### TEXTO DE ORIGEM
==========
Caso Celso Daniel

Mortes sem qualquer
relação com o caso

DANIEL LIMA - 05/11/2005

Dionísio, malabarista que fugiu da Penitenciária de Guarulhos. Sérgio Orelha, marginal que dividiu apartamento com Dionísio depois da fuga. O garçom Antonio Palácio de Oliveira, que serviu o último jantar de Celso Daniel. Paulo Henrique Brito, testemunha da morte do garçom. Otávio Mercier, investigador de Polícia que teria recebido telefonema de Dionísio da cadeia do bairro de Belém, em São Paulo. Iran Moraes Redua, agente funerário que recolheu o corpo de Celso Daniel. Para o delegado titular do DHPP da Polícia Civil de São Paulo, nenhum desses casos tem qualquer relação com o assassinato do então prefeito de Santo André.
==========
### DADOS BRUTOS
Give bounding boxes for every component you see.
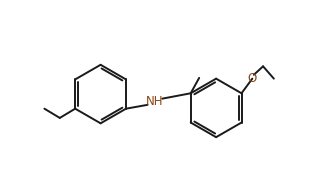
Text: NH: NH (146, 95, 163, 108)
Text: O: O (248, 72, 257, 85)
==========
### DETALHES DA TAREFA
Prossiga a matéria sobre as mortes ligadas ao caso Celso Daniel a partir da última frase apresentada.

### RESPOSTA DA TAREFA
O delegado Armando de Oliveira fala com a segurança de quem acompanhou atentamente as investigações e se manteve calado durante todo o tempo por força de decisão do segredo de Justiça requerido pelo juiz de Itapecerica da Serra, que preside o inquérito. O delegado vai desfilando os casos e as respectivas considerações. De vez em quando altera o tom de voz levemente. Transmite a sensação de que más lembranças lhe ocorrem. O noticiário alimentado pelos promotores públicos de Santo André durante todo o período de mudez judicial provoca sequelas em Armando de Oliveira. Sua vida virou de pernas para o ar. Ele e sua equipe foram sistematicamente colocados na desconfortável zona de desconfiança.

Dionísio de Aquino Severo tinha 37 anos e uma ficha criminal que o condenava a mais de meio século de prisão. Ganhou notoriedade por protagonizar um resgate que o alçou às manchetes de todas as mídias: ele deixou de helicóptero a Penitenciária de Guarulhos em 17 de janeiro, um dia antes do sequestro de Celso Daniel. Apontado como peça importante para as investigações do caso Celso Daniel, Dionísio foi morto em 10 de abril de 2002. Estava preso no CDP (Centro de Detenção Provisória) do Belém, Zona Leste de São Paulo. Foi alvejado com golpes de estilete.

Elo contestado

O delegado seccional de Taboão da Serra, Romeu Tuma Júnior, sugeriu coincidências que ligariam Dionísio Severo à quadrilha que assassinou Celso Daniel. O bandido teria admitido informalmente essas ligações. O Ministério Público denunciou Sérgio Gomes como um dos mandantes do crime em 5 de dezembro de 2003. E Dionísio Aquino Severo foi ponto decisivo nas conclusões.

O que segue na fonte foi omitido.